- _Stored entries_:
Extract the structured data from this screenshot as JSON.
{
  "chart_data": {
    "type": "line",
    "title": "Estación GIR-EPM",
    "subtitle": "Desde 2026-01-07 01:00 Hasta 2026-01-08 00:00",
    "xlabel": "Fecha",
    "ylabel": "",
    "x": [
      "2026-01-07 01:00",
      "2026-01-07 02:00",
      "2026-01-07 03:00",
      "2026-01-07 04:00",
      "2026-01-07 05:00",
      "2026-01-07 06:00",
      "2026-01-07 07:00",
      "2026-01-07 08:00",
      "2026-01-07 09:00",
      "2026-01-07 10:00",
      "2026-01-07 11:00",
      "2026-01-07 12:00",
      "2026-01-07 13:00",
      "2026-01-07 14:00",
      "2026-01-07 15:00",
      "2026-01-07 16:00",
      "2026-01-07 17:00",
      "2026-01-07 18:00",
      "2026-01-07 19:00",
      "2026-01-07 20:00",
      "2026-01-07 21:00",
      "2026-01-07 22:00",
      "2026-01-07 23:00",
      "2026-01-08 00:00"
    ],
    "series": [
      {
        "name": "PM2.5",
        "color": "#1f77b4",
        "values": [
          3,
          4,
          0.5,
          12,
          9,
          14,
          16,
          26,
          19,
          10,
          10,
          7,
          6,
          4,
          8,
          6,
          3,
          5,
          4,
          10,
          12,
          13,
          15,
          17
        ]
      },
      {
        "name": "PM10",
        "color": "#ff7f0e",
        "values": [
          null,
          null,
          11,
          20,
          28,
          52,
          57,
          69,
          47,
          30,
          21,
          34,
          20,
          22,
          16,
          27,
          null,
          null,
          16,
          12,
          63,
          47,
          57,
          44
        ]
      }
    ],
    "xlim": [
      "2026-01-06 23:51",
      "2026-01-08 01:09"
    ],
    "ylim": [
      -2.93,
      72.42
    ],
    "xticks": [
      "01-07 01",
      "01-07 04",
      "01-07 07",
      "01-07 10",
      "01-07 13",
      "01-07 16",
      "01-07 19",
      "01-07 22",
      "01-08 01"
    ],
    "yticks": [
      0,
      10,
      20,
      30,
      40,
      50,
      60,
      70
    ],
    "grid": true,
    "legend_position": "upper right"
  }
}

- _WHAT YOU ARE ASKED TO DO_:
Without omitting anything, output the entries exactly.

- _EXERCISE OUTPUT_:
Extract the structured data from this screenshot as JSON.
{
  "chart_data": {
    "type": "line",
    "title": "Estación GIR-EPM",
    "subtitle": "Desde 2026-01-07 01:00 Hasta 2026-01-08 00:00",
    "xlabel": "Fecha",
    "ylabel": "",
    "x": [
      "2026-01-07 01:00",
      "2026-01-07 02:00",
      "2026-01-07 03:00",
      "2026-01-07 04:00",
      "2026-01-07 05:00",
      "2026-01-07 06:00",
      "2026-01-07 07:00",
      "2026-01-07 08:00",
      "2026-01-07 09:00",
      "2026-01-07 10:00",
      "2026-01-07 11:00",
      "2026-01-07 12:00",
      "2026-01-07 13:00",
      "2026-01-07 14:00",
      "2026-01-07 15:00",
      "2026-01-07 16:00",
      "2026-01-07 17:00",
      "2026-01-07 18:00",
      "2026-01-07 19:00",
      "2026-01-07 20:00",
      "2026-01-07 21:00",
      "2026-01-07 22:00",
      "2026-01-07 23:00",
      "2026-01-08 00:00"
    ],
    "series": [
      {
        "name": "PM2.5",
        "color": "#1f77b4",
        "values": [
          3,
          4,
          0.5,
          12,
          9,
          14,
          16,
          26,
          19,
          10,
          10,
          7,
          6,
          4,
          8,
          6,
          3,
          5,
          4,
          10,
          12,
          13,
          15,
          17
        ]
      },
      {
        "name": "PM10",
        "color": "#ff7f0e",
        "values": [
          null,
          null,
          11,
          20,
          28,
          52,
          57,
          69,
          47,
          30,
          21,
          34,
          20,
          22,
          16,
          27,
          null,
          null,
          16,
          12,
          63,
          47,
          57,
          44
        ]
      }
    ],
    "xlim": [
      "2026-01-06 23:51",
      "2026-01-08 01:09"
    ],
    "ylim": [
      -2.93,
      72.42
    ],
    "xticks": [
      "01-07 01",
      "01-07 04",
      "01-07 07",
      "01-07 10",
      "01-07 13",
      "01-07 16",
      "01-07 19",
      "01-07 22",
      "01-08 01"
    ],
    "yticks": [
      0,
      10,
      20,
      30,
      40,
      50,
      60,
      70
    ],
    "grid": true,
    "legend_position": "upper right"
  }
}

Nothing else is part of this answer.